--- BEGIN Data for this task ---
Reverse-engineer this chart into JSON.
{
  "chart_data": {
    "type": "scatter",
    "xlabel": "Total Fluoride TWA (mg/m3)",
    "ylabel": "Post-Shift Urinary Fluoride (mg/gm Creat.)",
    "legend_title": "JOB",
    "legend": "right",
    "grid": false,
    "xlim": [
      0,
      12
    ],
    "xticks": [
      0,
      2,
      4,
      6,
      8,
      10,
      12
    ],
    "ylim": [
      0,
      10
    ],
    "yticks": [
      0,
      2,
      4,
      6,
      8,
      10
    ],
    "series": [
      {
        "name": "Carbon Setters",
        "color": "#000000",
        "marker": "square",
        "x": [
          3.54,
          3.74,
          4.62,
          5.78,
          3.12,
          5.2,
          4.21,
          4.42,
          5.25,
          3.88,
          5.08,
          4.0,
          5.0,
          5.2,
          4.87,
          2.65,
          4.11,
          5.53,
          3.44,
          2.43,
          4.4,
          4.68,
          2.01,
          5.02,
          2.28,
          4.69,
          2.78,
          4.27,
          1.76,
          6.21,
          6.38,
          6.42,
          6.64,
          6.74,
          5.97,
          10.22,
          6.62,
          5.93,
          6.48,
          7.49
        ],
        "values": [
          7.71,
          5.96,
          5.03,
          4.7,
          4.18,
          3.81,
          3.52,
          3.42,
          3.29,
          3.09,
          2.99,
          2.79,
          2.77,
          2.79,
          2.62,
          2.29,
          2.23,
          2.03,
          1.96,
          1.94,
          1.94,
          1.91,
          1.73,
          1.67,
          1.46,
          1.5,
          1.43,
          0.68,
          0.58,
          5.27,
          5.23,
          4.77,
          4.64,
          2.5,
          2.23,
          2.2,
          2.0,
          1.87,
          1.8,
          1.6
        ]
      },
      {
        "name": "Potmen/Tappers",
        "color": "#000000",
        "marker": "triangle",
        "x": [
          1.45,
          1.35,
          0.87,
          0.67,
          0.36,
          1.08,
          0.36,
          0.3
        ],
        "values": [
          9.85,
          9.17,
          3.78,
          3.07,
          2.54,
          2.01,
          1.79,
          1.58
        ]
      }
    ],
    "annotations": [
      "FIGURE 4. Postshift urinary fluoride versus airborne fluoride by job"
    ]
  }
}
--- END Data for this task ---
_Exercise description_
Tally up how many lines in the preceding listing contain the word "name". Give nothing but the number.

_Final result_
2